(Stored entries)
========
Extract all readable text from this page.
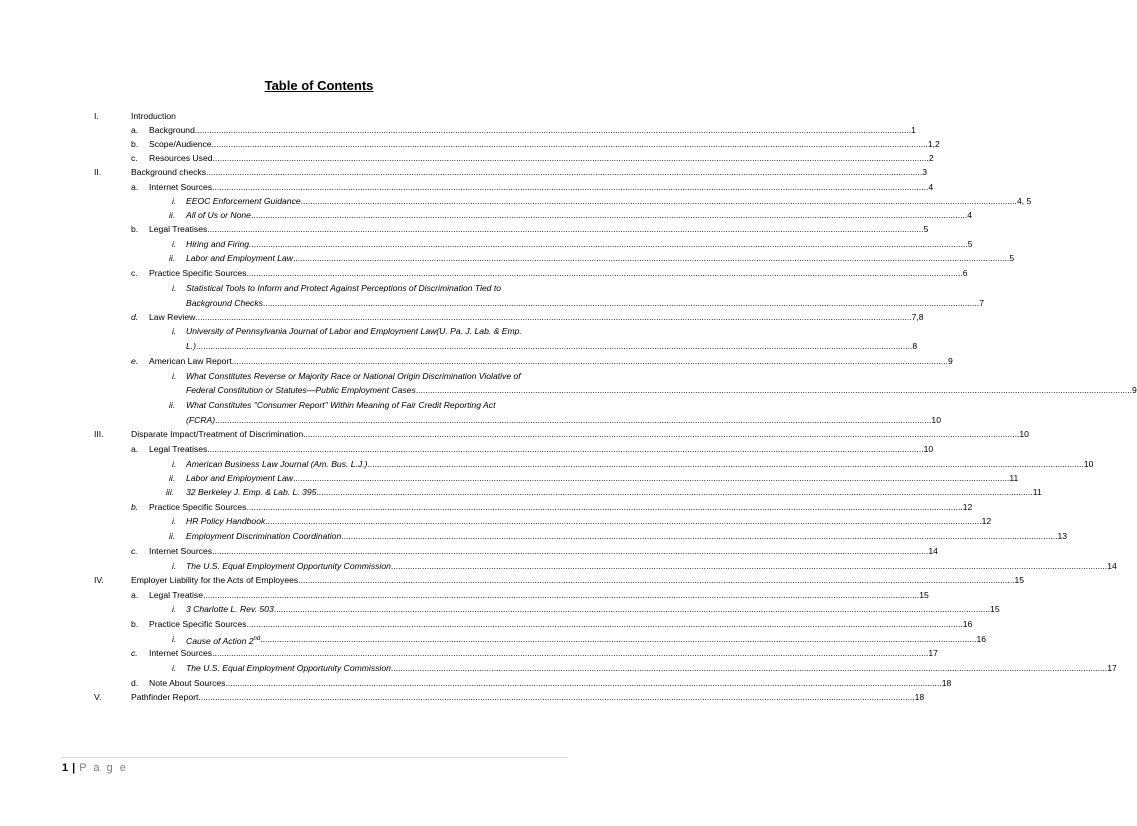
Table of Contents
I.	Introduction
a. Background ............................................................................................................................................................................................................................................................................................................ 1
b. Scope/Audience ............................................................................................................................................................................................................................................................................................................ 1,2
c. Resources Used ............................................................................................................................................................................................................................................................................................................ 2
II.	Background checks ............................................................................................................................................................................................................................................................................................................ 3
a. Internet Sources ............................................................................................................................................................................................................................................................................................................ 4
i. EEOC Enforcement Guidance ............................................................................................................................................................................................................................................................................................................ 4, 5
ii. All of Us or None ............................................................................................................................................................................................................................................................................................................ 4
b. Legal Treatises ............................................................................................................................................................................................................................................................................................................ 5
i. Hiring and Firing. ............................................................................................................................................................................................................................................................................................................ 5
ii. Labor and Employment Law ............................................................................................................................................................................................................................................................................................................ 5
c. Practice Specific Sources ............................................................................................................................................................................................................................................................................................................ 6
i. Statistical Tools to Inform and Protect Against Perceptions of Discrimination Tied to
Background Checks ............................................................................................................................................................................................................................................................................................................ 7
d. Law Review ............................................................................................................................................................................................................................................................................................................ 7,8
i. University of Pennsylvania Journal of Labor and Employment Law(U. Pa. J. Lab. & Emp.
L.) ............................................................................................................................................................................................................................................................................................................ 8
e. American Law Report ............................................................................................................................................................................................................................................................................................................ 9
i. What Constitutes Reverse or Majority Race or National Origin Discrimination Violative of
Federal Constitution or Statutes—Public Employment Cases ............................................................................................................................................................................................................................................................................................................ 9
ii. What Constitutes "Consumer Report" Within Meaning of Fair Credit Reporting Act
(FCRA) ............................................................................................................................................................................................................................................................................................................ 10
III.	Disparate Impact/Treatment of Discrimination ............................................................................................................................................................................................................................................................................................................ 10
a. Legal Treatises ............................................................................................................................................................................................................................................................................................................ 10
i. American Business Law Journal (Am. Bus. L.J.) ............................................................................................................................................................................................................................................................................................................ 10
ii. Labor and Employment Law ............................................................................................................................................................................................................................................................................................................ 11
iii. 32 Berkeley J. Emp. & Lab. L. 395 ............................................................................................................................................................................................................................................................................................................ 11
b. Practice Specific Sources ............................................................................................................................................................................................................................................................................................................ 12
i. HR Policy Handbook ............................................................................................................................................................................................................................................................................................................ 12
ii. Employment Discrimination Coordination ............................................................................................................................................................................................................................................................................................................ 13
c. Internet Sources ............................................................................................................................................................................................................................................................................................................ 14
i. The U.S. Equal Employment Opportunity Commission ............................................................................................................................................................................................................................................................................................................ 14
IV.	Employer Liability for the Acts of Employees ............................................................................................................................................................................................................................................................................................................ 15
a. Legal Treatise ............................................................................................................................................................................................................................................................................................................ 15
i. 3 Charlotte L. Rev. 503 ............................................................................................................................................................................................................................................................................................................ 15
b. Practice Specific Sources ............................................................................................................................................................................................................................................................................................................ 16
i. Cause of Action 2nd ............................................................................................................................................................................................................................................................................................................ 16
c. Internet Sources ............................................................................................................................................................................................................................................................................................................ 17
i. The U.S. Equal Employment Opportunity Commission ............................................................................................................................................................................................................................................................................................................ 17
d. Note About Sources ............................................................................................................................................................................................................................................................................................................ 18
V.	Pathfinder Report ............................................................................................................................................................................................................................................................................................................ 18
1 | P a g e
========
> What is required
Pictures don't belong in the copy. Restate all the entries exactly.

> Answer
Extract all readable text from this page.
Table of Contents
I.	Introduction
a. Background ............................................................................................................................................................................................................................................................................................................ 1
b. Scope/Audience ............................................................................................................................................................................................................................................................................................................ 1,2
c. Resources Used ............................................................................................................................................................................................................................................................................................................ 2
II.	Background checks ............................................................................................................................................................................................................................................................................................................ 3
a. Internet Sources ............................................................................................................................................................................................................................................................................................................ 4
i. EEOC Enforcement Guidance ............................................................................................................................................................................................................................................................................................................ 4, 5
ii. All of Us or None ............................................................................................................................................................................................................................................................................................................ 4
b. Legal Treatises ............................................................................................................................................................................................................................................................................................................ 5
i. Hiring and Firing. ............................................................................................................................................................................................................................................................................................................ 5
ii. Labor and Employment Law ............................................................................................................................................................................................................................................................................................................ 5
c. Practice Specific Sources ............................................................................................................................................................................................................................................................................................................ 6
i. Statistical Tools to Inform and Protect Against Perceptions of Discrimination Tied to
Background Checks ............................................................................................................................................................................................................................................................................................................ 7
d. Law Review ............................................................................................................................................................................................................................................................................................................ 7,8
i. University of Pennsylvania Journal of Labor and Employment Law(U. Pa. J. Lab. & Emp.
L.) ............................................................................................................................................................................................................................................................................................................ 8
e. American Law Report ............................................................................................................................................................................................................................................................................................................ 9
i. What Constitutes Reverse or Majority Race or National Origin Discrimination Violative of
Federal Constitution or Statutes—Public Employment Cases ............................................................................................................................................................................................................................................................................................................ 9
ii. What Constitutes "Consumer Report" Within Meaning of Fair Credit Reporting Act
(FCRA) ............................................................................................................................................................................................................................................................................................................ 10
III.	Disparate Impact/Treatment of Discrimination ............................................................................................................................................................................................................................................................................................................ 10
a. Legal Treatises ............................................................................................................................................................................................................................................................................................................ 10
i. American Business Law Journal (Am. Bus. L.J.) ............................................................................................................................................................................................................................................................................................................ 10
ii. Labor and Employment Law ............................................................................................................................................................................................................................................................................................................ 11
iii. 32 Berkeley J. Emp. & Lab. L. 395 ............................................................................................................................................................................................................................................................................................................ 11
b. Practice Specific Sources ............................................................................................................................................................................................................................................................................................................ 12
i. HR Policy Handbook ............................................................................................................................................................................................................................................................................................................ 12
ii. Employment Discrimination Coordination ............................................................................................................................................................................................................................................................................................................ 13
c. Internet Sources ............................................................................................................................................................................................................................................................................................................ 14
i. The U.S. Equal Employment Opportunity Commission ............................................................................................................................................................................................................................................................................................................ 14
IV.	Employer Liability for the Acts of Employees ............................................................................................................................................................................................................................................................................................................ 15
a. Legal Treatise ............................................................................................................................................................................................................................................................................................................ 15
i. 3 Charlotte L. Rev. 503 ............................................................................................................................................................................................................................................................................................................ 15
b. Practice Specific Sources ............................................................................................................................................................................................................................................................................................................ 16
i. Cause of Action 2nd ............................................................................................................................................................................................................................................................................................................ 16
c. Internet Sources ............................................................................................................................................................................................................................................................................................................ 17
i. The U.S. Equal Employment Opportunity Commission ............................................................................................................................................................................................................................................................................................................ 17
d. Note About Sources ............................................................................................................................................................................................................................................................................................................ 18
V.	Pathfinder Report ............................................................................................................................................................................................................................................................................................................ 18
1 | P a g e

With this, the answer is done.